**Exercise:**
Word for word, restate every line of the listing that follows.

[START]

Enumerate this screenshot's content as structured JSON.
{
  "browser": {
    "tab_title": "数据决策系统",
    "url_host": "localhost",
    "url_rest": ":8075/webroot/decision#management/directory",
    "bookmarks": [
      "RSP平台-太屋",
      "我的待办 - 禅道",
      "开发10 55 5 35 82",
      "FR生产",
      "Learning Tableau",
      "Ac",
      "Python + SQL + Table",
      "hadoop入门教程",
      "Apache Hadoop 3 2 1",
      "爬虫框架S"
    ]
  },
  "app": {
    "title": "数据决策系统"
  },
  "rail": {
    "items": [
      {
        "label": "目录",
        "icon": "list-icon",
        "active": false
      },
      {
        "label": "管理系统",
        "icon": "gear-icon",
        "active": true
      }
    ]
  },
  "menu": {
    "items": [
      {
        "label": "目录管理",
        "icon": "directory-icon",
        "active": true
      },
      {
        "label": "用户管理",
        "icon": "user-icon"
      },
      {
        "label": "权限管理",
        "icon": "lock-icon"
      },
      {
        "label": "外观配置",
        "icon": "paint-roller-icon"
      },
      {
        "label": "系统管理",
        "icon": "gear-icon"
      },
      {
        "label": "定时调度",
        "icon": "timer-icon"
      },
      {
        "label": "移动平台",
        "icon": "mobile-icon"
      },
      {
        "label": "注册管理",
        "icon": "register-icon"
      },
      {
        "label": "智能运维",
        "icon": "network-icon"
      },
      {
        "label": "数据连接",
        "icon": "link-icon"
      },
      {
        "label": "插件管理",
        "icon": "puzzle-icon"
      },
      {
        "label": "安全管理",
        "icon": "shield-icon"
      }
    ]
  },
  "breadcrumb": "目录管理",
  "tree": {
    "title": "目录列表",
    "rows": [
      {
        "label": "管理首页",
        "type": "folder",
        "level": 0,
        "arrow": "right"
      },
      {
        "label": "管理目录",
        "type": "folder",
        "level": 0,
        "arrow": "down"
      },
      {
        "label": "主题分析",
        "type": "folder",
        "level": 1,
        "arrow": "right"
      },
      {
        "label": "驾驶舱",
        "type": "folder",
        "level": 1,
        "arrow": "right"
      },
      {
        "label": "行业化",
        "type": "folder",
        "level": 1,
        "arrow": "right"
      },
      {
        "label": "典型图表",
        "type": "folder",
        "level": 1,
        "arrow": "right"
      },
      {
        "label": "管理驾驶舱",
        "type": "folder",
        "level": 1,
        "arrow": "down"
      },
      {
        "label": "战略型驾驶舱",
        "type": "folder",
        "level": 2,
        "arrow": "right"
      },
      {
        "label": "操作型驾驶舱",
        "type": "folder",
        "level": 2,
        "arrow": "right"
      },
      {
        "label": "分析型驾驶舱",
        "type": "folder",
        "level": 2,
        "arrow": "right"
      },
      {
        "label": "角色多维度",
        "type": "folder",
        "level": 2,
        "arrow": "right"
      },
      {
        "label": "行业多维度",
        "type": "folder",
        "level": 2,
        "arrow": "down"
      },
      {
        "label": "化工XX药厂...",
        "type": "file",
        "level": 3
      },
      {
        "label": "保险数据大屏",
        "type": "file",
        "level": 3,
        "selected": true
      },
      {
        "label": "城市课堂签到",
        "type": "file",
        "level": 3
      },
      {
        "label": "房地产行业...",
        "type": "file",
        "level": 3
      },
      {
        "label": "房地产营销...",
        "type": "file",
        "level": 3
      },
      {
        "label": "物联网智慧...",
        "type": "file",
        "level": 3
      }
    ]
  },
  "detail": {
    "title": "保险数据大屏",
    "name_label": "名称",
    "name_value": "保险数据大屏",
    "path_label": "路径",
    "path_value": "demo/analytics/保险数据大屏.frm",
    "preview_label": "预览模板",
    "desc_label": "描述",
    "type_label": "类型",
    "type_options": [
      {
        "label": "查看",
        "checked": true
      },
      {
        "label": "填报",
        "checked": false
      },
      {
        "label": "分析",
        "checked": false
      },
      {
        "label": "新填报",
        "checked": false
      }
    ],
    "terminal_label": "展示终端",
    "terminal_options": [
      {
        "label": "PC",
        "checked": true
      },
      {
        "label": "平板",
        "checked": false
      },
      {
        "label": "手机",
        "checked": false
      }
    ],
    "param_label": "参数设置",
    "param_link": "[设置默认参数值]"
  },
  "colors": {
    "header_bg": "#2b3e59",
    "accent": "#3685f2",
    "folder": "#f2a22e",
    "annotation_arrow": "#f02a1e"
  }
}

[END]

**Response to this exercise:**
Enumerate this screenshot's content as structured JSON.
{
  "browser": {
    "tab_title": "数据决策系统",
    "url_host": "localhost",
    "url_rest": ":8075/webroot/decision#management/directory",
    "bookmarks": [
      "RSP平台-太屋",
      "我的待办 - 禅道",
      "开发10 55 5 35 82",
      "FR生产",
      "Learning Tableau",
      "Ac",
      "Python + SQL + Table",
      "hadoop入门教程",
      "Apache Hadoop 3 2 1",
      "爬虫框架S"
    ]
  },
  "app": {
    "title": "数据决策系统"
  },
  "rail": {
    "items": [
      {
        "label": "目录",
        "icon": "list-icon",
        "active": false
      },
      {
        "label": "管理系统",
        "icon": "gear-icon",
        "active": true
      }
    ]
  },
  "menu": {
    "items": [
      {
        "label": "目录管理",
        "icon": "directory-icon",
        "active": true
      },
      {
        "label": "用户管理",
        "icon": "user-icon"
      },
      {
        "label": "权限管理",
        "icon": "lock-icon"
      },
      {
        "label": "外观配置",
        "icon": "paint-roller-icon"
      },
      {
        "label": "系统管理",
        "icon": "gear-icon"
      },
      {
        "label": "定时调度",
        "icon": "timer-icon"
      },
      {
        "label": "移动平台",
        "icon": "mobile-icon"
      },
      {
        "label": "注册管理",
        "icon": "register-icon"
      },
      {
        "label": "智能运维",
        "icon": "network-icon"
      },
      {
        "label": "数据连接",
        "icon": "link-icon"
      },
      {
        "label": "插件管理",
        "icon": "puzzle-icon"
      },
      {
        "label": "安全管理",
        "icon": "shield-icon"
      }
    ]
  },
  "breadcrumb": "目录管理",
  "tree": {
    "title": "目录列表",
    "rows": [
      {
        "label": "管理首页",
        "type": "folder",
        "level": 0,
        "arrow": "right"
      },
      {
        "label": "管理目录",
        "type": "folder",
        "level": 0,
        "arrow": "down"
      },
      {
        "label": "主题分析",
        "type": "folder",
        "level": 1,
        "arrow": "right"
      },
      {
        "label": "驾驶舱",
        "type": "folder",
        "level": 1,
        "arrow": "right"
      },
      {
        "label": "行业化",
        "type": "folder",
        "level": 1,
        "arrow": "right"
      },
      {
        "label": "典型图表",
        "type": "folder",
        "level": 1,
        "arrow": "right"
      },
      {
        "label": "管理驾驶舱",
        "type": "folder",
        "level": 1,
        "arrow": "down"
      },
      {
        "label": "战略型驾驶舱",
        "type": "folder",
        "level": 2,
        "arrow": "right"
      },
      {
        "label": "操作型驾驶舱",
        "type": "folder",
        "level": 2,
        "arrow": "right"
      },
      {
        "label": "分析型驾驶舱",
        "type": "folder",
        "level": 2,
        "arrow": "right"
      },
      {
        "label": "角色多维度",
        "type": "folder",
        "level": 2,
        "arrow": "right"
      },
      {
        "label": "行业多维度",
        "type": "folder",
        "level": 2,
        "arrow": "down"
      },
      {
        "label": "化工XX药厂...",
        "type": "file",
        "level": 3
      },
      {
        "label": "保险数据大屏",
        "type": "file",
        "level": 3,
        "selected": true
      },
      {
        "label": "城市课堂签到",
        "type": "file",
        "level": 3
      },
      {
        "label": "房地产行业...",
        "type": "file",
        "level": 3
      },
      {
        "label": "房地产营销...",
        "type": "file",
        "level": 3
      },
      {
        "label": "物联网智慧...",
        "type": "file",
        "level": 3
      }
    ]
  },
  "detail": {
    "title": "保险数据大屏",
    "name_label": "名称",
    "name_value": "保险数据大屏",
    "path_label": "路径",
    "path_value": "demo/analytics/保险数据大屏.frm",
    "preview_label": "预览模板",
    "desc_label": "描述",
    "type_label": "类型",
    "type_options": [
      {
        "label": "查看",
        "checked": true
      },
      {
        "label": "填报",
        "checked": false
      },
      {
        "label": "分析",
        "checked": false
      },
      {
        "label": "新填报",
        "checked": false
      }
    ],
    "terminal_label": "展示终端",
    "terminal_options": [
      {
        "label": "PC",
        "checked": true
      },
      {
        "label": "平板",
        "checked": false
      },
      {
        "label": "手机",
        "checked": false
      }
    ],
    "param_label": "参数设置",
    "param_link": "[设置默认参数值]"
  },
  "colors": {
    "header_bg": "#2b3e59",
    "accent": "#3685f2",
    "folder": "#f2a22e",
    "annotation_arrow": "#f02a1e"
  }
}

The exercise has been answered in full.